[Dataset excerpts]
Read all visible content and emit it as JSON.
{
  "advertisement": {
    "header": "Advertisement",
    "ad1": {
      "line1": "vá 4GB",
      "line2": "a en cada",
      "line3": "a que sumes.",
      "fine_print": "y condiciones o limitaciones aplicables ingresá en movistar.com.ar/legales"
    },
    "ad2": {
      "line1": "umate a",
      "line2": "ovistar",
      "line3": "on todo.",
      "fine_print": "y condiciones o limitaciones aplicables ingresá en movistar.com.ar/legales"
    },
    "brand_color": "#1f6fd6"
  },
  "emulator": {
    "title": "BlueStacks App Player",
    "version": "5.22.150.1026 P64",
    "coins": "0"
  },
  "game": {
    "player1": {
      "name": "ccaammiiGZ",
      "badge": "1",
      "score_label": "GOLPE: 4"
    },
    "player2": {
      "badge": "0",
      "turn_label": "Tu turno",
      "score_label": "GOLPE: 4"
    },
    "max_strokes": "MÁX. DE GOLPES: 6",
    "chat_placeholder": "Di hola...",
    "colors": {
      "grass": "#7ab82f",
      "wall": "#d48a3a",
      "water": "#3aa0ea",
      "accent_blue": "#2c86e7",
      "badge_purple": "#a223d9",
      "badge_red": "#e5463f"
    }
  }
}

Prompt:
All of the lines above must be returned exactly.

Written response:
Read all visible content and emit it as JSON.
{
  "advertisement": {
    "header": "Advertisement",
    "ad1": {
      "line1": "vá 4GB",
      "line2": "a en cada",
      "line3": "a que sumes.",
      "fine_print": "y condiciones o limitaciones aplicables ingresá en movistar.com.ar/legales"
    },
    "ad2": {
      "line1": "umate a",
      "line2": "ovistar",
      "line3": "on todo.",
      "fine_print": "y condiciones o limitaciones aplicables ingresá en movistar.com.ar/legales"
    },
    "brand_color": "#1f6fd6"
  },
  "emulator": {
    "title": "BlueStacks App Player",
    "version": "5.22.150.1026 P64",
    "coins": "0"
  },
  "game": {
    "player1": {
      "name": "ccaammiiGZ",
      "badge": "1",
      "score_label": "GOLPE: 4"
    },
    "player2": {
      "badge": "0",
      "turn_label": "Tu turno",
      "score_label": "GOLPE: 4"
    },
    "max_strokes": "MÁX. DE GOLPES: 6",
    "chat_placeholder": "Di hola...",
    "colors": {
      "grass": "#7ab82f",
      "wall": "#d48a3a",
      "water": "#3aa0ea",
      "accent_blue": "#2c86e7",
      "badge_purple": "#a223d9",
      "badge_red": "#e5463f"
    }
  }
}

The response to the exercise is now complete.